:: SET PROBLEM ::
Repeat all of the material exactly as given.

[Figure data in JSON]
--------
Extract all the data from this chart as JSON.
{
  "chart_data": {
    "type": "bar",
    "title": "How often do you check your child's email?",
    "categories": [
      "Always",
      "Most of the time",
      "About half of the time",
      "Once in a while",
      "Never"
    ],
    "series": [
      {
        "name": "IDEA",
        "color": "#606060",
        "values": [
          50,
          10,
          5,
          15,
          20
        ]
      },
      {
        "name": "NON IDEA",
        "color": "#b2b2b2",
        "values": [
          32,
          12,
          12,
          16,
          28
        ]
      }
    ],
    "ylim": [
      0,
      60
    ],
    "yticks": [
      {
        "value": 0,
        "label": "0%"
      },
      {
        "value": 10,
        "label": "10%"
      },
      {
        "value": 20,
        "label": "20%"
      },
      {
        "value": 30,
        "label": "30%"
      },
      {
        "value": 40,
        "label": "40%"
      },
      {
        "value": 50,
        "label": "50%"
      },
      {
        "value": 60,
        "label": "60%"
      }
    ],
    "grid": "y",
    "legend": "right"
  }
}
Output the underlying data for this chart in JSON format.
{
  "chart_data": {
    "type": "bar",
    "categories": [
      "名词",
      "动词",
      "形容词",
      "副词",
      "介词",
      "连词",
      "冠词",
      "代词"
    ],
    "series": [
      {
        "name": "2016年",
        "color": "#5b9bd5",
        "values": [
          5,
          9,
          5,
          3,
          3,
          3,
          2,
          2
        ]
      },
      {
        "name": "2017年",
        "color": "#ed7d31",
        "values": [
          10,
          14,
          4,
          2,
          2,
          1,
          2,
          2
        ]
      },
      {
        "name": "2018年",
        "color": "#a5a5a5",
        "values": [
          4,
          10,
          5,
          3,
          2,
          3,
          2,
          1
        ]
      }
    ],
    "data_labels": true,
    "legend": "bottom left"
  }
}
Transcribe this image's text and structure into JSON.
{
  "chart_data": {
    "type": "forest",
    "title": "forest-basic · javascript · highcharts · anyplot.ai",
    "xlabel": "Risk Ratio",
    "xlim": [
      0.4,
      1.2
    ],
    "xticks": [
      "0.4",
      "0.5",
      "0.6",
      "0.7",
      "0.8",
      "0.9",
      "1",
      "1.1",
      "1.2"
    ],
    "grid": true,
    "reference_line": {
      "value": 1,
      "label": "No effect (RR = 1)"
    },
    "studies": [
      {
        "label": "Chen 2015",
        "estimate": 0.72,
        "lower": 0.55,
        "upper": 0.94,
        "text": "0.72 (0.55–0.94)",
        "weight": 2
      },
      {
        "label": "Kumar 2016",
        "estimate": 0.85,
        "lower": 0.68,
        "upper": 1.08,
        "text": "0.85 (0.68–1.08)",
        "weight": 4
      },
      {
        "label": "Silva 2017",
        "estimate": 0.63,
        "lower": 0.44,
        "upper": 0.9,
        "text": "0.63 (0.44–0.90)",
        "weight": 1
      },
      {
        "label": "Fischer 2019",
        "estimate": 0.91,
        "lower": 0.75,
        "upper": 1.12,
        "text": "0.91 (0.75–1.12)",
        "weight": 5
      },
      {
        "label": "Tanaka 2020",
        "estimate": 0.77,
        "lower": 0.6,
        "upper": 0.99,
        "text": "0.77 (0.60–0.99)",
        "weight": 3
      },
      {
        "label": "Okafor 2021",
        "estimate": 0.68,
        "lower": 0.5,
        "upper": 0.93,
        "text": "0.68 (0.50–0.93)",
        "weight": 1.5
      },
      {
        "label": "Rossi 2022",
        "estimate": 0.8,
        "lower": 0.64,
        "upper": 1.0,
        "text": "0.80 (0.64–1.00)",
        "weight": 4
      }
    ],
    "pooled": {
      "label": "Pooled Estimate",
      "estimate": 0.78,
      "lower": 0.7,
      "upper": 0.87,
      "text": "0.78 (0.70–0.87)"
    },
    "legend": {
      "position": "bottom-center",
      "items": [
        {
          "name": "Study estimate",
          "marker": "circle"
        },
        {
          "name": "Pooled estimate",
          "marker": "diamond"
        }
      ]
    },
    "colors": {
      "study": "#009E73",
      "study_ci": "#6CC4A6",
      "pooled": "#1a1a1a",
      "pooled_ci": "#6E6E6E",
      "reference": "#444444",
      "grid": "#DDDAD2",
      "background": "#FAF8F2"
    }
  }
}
--------
:: SOLUTION TO THIS TASK ::
Extract all the data from this chart as JSON.
{
  "chart_data": {
    "type": "bar",
    "title": "How often do you check your child's email?",
    "categories": [
      "Always",
      "Most of the time",
      "About half of the time",
      "Once in a while",
      "Never"
    ],
    "series": [
      {
        "name": "IDEA",
        "color": "#606060",
        "values": [
          50,
          10,
          5,
          15,
          20
        ]
      },
      {
        "name": "NON IDEA",
        "color": "#b2b2b2",
        "values": [
          32,
          12,
          12,
          16,
          28
        ]
      }
    ],
    "ylim": [
      0,
      60
    ],
    "yticks": [
      {
        "value": 0,
        "label": "0%"
      },
      {
        "value": 10,
        "label": "10%"
      },
      {
        "value": 20,
        "label": "20%"
      },
      {
        "value": 30,
        "label": "30%"
      },
      {
        "value": 40,
        "label": "40%"
      },
      {
        "value": 50,
        "label": "50%"
      },
      {
        "value": 60,
        "label": "60%"
      }
    ],
    "grid": "y",
    "legend": "right"
  }
}
Output the underlying data for this chart in JSON format.
{
  "chart_data": {
    "type": "bar",
    "categories": [
      "名词",
      "动词",
      "形容词",
      "副词",
      "介词",
      "连词",
      "冠词",
      "代词"
    ],
    "series": [
      {
        "name": "2016年",
        "color": "#5b9bd5",
        "values": [
          5,
          9,
          5,
          3,
          3,
          3,
          2,
          2
        ]
      },
      {
        "name": "2017年",
        "color": "#ed7d31",
        "values": [
          10,
          14,
          4,
          2,
          2,
          1,
          2,
          2
        ]
      },
      {
        "name": "2018年",
        "color": "#a5a5a5",
        "values": [
          4,
          10,
          5,
          3,
          2,
          3,
          2,
          1
        ]
      }
    ],
    "data_labels": true,
    "legend": "bottom left"
  }
}
Transcribe this image's text and structure into JSON.
{
  "chart_data": {
    "type": "forest",
    "title": "forest-basic · javascript · highcharts · anyplot.ai",
    "xlabel": "Risk Ratio",
    "xlim": [
      0.4,
      1.2
    ],
    "xticks": [
      "0.4",
      "0.5",
      "0.6",
      "0.7",
      "0.8",
      "0.9",
      "1",
      "1.1",
      "1.2"
    ],
    "grid": true,
    "reference_line": {
      "value": 1,
      "label": "No effect (RR = 1)"
    },
    "studies": [
      {
        "label": "Chen 2015",
        "estimate": 0.72,
        "lower": 0.55,
        "upper": 0.94,
        "text": "0.72 (0.55–0.94)",
        "weight": 2
      },
      {
        "label": "Kumar 2016",
        "estimate": 0.85,
        "lower": 0.68,
        "upper": 1.08,
        "text": "0.85 (0.68–1.08)",
        "weight": 4
      },
      {
        "label": "Silva 2017",
        "estimate": 0.63,
        "lower": 0.44,
        "upper": 0.9,
        "text": "0.63 (0.44–0.90)",
        "weight": 1
      },
      {
        "label": "Fischer 2019",
        "estimate": 0.91,
        "lower": 0.75,
        "upper": 1.12,
        "text": "0.91 (0.75–1.12)",
        "weight": 5
      },
      {
        "label": "Tanaka 2020",
        "estimate": 0.77,
        "lower": 0.6,
        "upper": 0.99,
        "text": "0.77 (0.60–0.99)",
        "weight": 3
      },
      {
        "label": "Okafor 2021",
        "estimate": 0.68,
        "lower": 0.5,
        "upper": 0.93,
        "text": "0.68 (0.50–0.93)",
        "weight": 1.5
      },
      {
        "label": "Rossi 2022",
        "estimate": 0.8,
        "lower": 0.64,
        "upper": 1.0,
        "text": "0.80 (0.64–1.00)",
        "weight": 4
      }
    ],
    "pooled": {
      "label": "Pooled Estimate",
      "estimate": 0.78,
      "lower": 0.7,
      "upper": 0.87,
      "text": "0.78 (0.70–0.87)"
    },
    "legend": {
      "position": "bottom-center",
      "items": [
        {
          "name": "Study estimate",
          "marker": "circle"
        },
        {
          "name": "Pooled estimate",
          "marker": "diamond"
        }
      ]
    },
    "colors": {
      "study": "#009E73",
      "study_ci": "#6CC4A6",
      "pooled": "#1a1a1a",
      "pooled_ci": "#6E6E6E",
      "reference": "#444444",
      "grid": "#DDDAD2",
      "background": "#FAF8F2"
    }
  }
}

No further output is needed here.